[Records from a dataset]
-- Begin --
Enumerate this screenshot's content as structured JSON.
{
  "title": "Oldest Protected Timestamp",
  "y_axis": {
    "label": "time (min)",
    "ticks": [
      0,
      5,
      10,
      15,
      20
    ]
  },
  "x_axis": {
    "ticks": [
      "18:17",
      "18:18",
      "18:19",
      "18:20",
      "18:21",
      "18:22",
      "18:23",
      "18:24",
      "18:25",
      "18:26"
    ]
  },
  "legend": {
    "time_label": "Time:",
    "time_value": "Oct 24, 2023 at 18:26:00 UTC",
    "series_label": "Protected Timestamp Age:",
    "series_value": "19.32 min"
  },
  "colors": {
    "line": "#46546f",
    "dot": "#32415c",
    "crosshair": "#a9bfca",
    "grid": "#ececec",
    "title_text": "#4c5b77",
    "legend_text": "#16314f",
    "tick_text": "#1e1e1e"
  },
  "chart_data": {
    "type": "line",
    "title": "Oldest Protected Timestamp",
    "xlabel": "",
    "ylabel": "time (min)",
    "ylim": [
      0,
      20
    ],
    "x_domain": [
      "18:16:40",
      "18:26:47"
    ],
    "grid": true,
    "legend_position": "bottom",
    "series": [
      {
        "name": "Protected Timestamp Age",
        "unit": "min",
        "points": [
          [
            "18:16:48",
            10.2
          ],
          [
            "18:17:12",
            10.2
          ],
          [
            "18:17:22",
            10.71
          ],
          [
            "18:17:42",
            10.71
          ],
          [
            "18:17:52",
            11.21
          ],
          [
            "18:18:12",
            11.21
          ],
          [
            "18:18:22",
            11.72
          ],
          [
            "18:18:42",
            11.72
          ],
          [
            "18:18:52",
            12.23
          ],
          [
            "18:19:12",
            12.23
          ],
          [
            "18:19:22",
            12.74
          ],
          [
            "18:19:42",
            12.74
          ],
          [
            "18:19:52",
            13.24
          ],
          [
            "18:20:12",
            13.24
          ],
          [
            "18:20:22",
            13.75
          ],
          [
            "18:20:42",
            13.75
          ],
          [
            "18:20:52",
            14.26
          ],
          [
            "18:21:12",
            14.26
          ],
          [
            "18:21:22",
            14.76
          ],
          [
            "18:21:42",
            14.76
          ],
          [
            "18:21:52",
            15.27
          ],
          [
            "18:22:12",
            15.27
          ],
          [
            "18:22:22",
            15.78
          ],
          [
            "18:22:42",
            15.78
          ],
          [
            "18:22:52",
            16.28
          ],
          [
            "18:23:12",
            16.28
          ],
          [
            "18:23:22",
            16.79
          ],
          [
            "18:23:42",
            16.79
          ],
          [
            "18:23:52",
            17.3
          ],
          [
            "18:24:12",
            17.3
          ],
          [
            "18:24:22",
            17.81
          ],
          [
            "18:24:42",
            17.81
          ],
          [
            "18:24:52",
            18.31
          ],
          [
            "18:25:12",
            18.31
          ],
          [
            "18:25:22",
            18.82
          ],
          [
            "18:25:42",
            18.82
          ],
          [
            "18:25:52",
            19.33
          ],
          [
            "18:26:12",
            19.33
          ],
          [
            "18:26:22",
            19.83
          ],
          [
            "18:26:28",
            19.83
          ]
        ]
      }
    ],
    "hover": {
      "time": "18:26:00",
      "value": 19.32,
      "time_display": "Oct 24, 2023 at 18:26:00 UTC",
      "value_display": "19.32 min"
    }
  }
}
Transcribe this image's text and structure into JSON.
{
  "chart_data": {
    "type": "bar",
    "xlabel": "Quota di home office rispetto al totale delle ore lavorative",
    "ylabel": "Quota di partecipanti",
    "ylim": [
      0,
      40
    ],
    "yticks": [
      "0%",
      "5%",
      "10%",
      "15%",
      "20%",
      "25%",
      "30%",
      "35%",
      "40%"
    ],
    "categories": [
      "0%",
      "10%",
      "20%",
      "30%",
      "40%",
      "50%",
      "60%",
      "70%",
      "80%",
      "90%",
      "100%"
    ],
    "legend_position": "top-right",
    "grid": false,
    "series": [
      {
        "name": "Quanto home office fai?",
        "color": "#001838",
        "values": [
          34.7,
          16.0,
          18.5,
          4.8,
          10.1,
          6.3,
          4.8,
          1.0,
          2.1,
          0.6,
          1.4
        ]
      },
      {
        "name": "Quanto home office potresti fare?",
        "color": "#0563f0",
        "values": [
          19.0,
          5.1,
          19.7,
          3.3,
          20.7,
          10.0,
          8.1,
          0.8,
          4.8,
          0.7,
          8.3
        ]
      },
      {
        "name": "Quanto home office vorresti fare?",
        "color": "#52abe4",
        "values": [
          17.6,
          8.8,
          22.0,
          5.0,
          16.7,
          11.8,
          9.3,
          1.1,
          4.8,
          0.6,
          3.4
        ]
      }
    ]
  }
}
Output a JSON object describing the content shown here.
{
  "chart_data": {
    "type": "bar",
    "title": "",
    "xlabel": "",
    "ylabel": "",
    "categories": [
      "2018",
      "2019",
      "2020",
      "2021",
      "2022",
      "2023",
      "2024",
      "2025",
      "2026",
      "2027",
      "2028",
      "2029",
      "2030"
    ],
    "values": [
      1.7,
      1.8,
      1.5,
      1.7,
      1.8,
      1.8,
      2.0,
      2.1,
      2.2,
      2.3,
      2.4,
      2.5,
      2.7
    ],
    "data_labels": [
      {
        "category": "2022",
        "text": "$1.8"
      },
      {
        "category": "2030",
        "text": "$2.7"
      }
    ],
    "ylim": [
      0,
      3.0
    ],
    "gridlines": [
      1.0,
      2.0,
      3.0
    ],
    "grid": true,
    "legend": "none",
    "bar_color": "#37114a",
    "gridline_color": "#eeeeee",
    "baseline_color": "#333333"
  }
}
-- End --
Exercise details →
Using the listing above, reproduce each line without omission.

Written answer →
Enumerate this screenshot's content as structured JSON.
{
  "title": "Oldest Protected Timestamp",
  "y_axis": {
    "label": "time (min)",
    "ticks": [
      0,
      5,
      10,
      15,
      20
    ]
  },
  "x_axis": {
    "ticks": [
      "18:17",
      "18:18",
      "18:19",
      "18:20",
      "18:21",
      "18:22",
      "18:23",
      "18:24",
      "18:25",
      "18:26"
    ]
  },
  "legend": {
    "time_label": "Time:",
    "time_value": "Oct 24, 2023 at 18:26:00 UTC",
    "series_label": "Protected Timestamp Age:",
    "series_value": "19.32 min"
  },
  "colors": {
    "line": "#46546f",
    "dot": "#32415c",
    "crosshair": "#a9bfca",
    "grid": "#ececec",
    "title_text": "#4c5b77",
    "legend_text": "#16314f",
    "tick_text": "#1e1e1e"
  },
  "chart_data": {
    "type": "line",
    "title": "Oldest Protected Timestamp",
    "xlabel": "",
    "ylabel": "time (min)",
    "ylim": [
      0,
      20
    ],
    "x_domain": [
      "18:16:40",
      "18:26:47"
    ],
    "grid": true,
    "legend_position": "bottom",
    "series": [
      {
        "name": "Protected Timestamp Age",
        "unit": "min",
        "points": [
          [
            "18:16:48",
            10.2
          ],
          [
            "18:17:12",
            10.2
          ],
          [
            "18:17:22",
            10.71
          ],
          [
            "18:17:42",
            10.71
          ],
          [
            "18:17:52",
            11.21
          ],
          [
            "18:18:12",
            11.21
          ],
          [
            "18:18:22",
            11.72
          ],
          [
            "18:18:42",
            11.72
          ],
          [
            "18:18:52",
            12.23
          ],
          [
            "18:19:12",
            12.23
          ],
          [
            "18:19:22",
            12.74
          ],
          [
            "18:19:42",
            12.74
          ],
          [
            "18:19:52",
            13.24
          ],
          [
            "18:20:12",
            13.24
          ],
          [
            "18:20:22",
            13.75
          ],
          [
            "18:20:42",
            13.75
          ],
          [
            "18:20:52",
            14.26
          ],
          [
            "18:21:12",
            14.26
          ],
          [
            "18:21:22",
            14.76
          ],
          [
            "18:21:42",
            14.76
          ],
          [
            "18:21:52",
            15.27
          ],
          [
            "18:22:12",
            15.27
          ],
          [
            "18:22:22",
            15.78
          ],
          [
            "18:22:42",
            15.78
          ],
          [
            "18:22:52",
            16.28
          ],
          [
            "18:23:12",
            16.28
          ],
          [
            "18:23:22",
            16.79
          ],
          [
            "18:23:42",
            16.79
          ],
          [
            "18:23:52",
            17.3
          ],
          [
            "18:24:12",
            17.3
          ],
          [
            "18:24:22",
            17.81
          ],
          [
            "18:24:42",
            17.81
          ],
          [
            "18:24:52",
            18.31
          ],
          [
            "18:25:12",
            18.31
          ],
          [
            "18:25:22",
            18.82
          ],
          [
            "18:25:42",
            18.82
          ],
          [
            "18:25:52",
            19.33
          ],
          [
            "18:26:12",
            19.33
          ],
          [
            "18:26:22",
            19.83
          ],
          [
            "18:26:28",
            19.83
          ]
        ]
      }
    ],
    "hover": {
      "time": "18:26:00",
      "value": 19.32,
      "time_display": "Oct 24, 2023 at 18:26:00 UTC",
      "value_display": "19.32 min"
    }
  }
}
Transcribe this image's text and structure into JSON.
{
  "chart_data": {
    "type": "bar",
    "xlabel": "Quota di home office rispetto al totale delle ore lavorative",
    "ylabel": "Quota di partecipanti",
    "ylim": [
      0,
      40
    ],
    "yticks": [
      "0%",
      "5%",
      "10%",
      "15%",
      "20%",
      "25%",
      "30%",
      "35%",
      "40%"
    ],
    "categories": [
      "0%",
      "10%",
      "20%",
      "30%",
      "40%",
      "50%",
      "60%",
      "70%",
      "80%",
      "90%",
      "100%"
    ],
    "legend_position": "top-right",
    "grid": false,
    "series": [
      {
        "name": "Quanto home office fai?",
        "color": "#001838",
        "values": [
          34.7,
          16.0,
          18.5,
          4.8,
          10.1,
          6.3,
          4.8,
          1.0,
          2.1,
          0.6,
          1.4
        ]
      },
      {
        "name": "Quanto home office potresti fare?",
        "color": "#0563f0",
        "values": [
          19.0,
          5.1,
          19.7,
          3.3,
          20.7,
          10.0,
          8.1,
          0.8,
          4.8,
          0.7,
          8.3
        ]
      },
      {
        "name": "Quanto home office vorresti fare?",
        "color": "#52abe4",
        "values": [
          17.6,
          8.8,
          22.0,
          5.0,
          16.7,
          11.8,
          9.3,
          1.1,
          4.8,
          0.6,
          3.4
        ]
      }
    ]
  }
}
Output a JSON object describing the content shown here.
{
  "chart_data": {
    "type": "bar",
    "title": "",
    "xlabel": "",
    "ylabel": "",
    "categories": [
      "2018",
      "2019",
      "2020",
      "2021",
      "2022",
      "2023",
      "2024",
      "2025",
      "2026",
      "2027",
      "2028",
      "2029",
      "2030"
    ],
    "values": [
      1.7,
      1.8,
      1.5,
      1.7,
      1.8,
      1.8,
      2.0,
      2.1,
      2.2,
      2.3,
      2.4,
      2.5,
      2.7
    ],
    "data_labels": [
      {
        "category": "2022",
        "text": "$1.8"
      },
      {
        "category": "2030",
        "text": "$2.7"
      }
    ],
    "ylim": [
      0,
      3.0
    ],
    "gridlines": [
      1.0,
      2.0,
      3.0
    ],
    "grid": true,
    "legend": "none",
    "bar_color": "#37114a",
    "gridline_color": "#eeeeee",
    "baseline_color": "#333333"
  }
}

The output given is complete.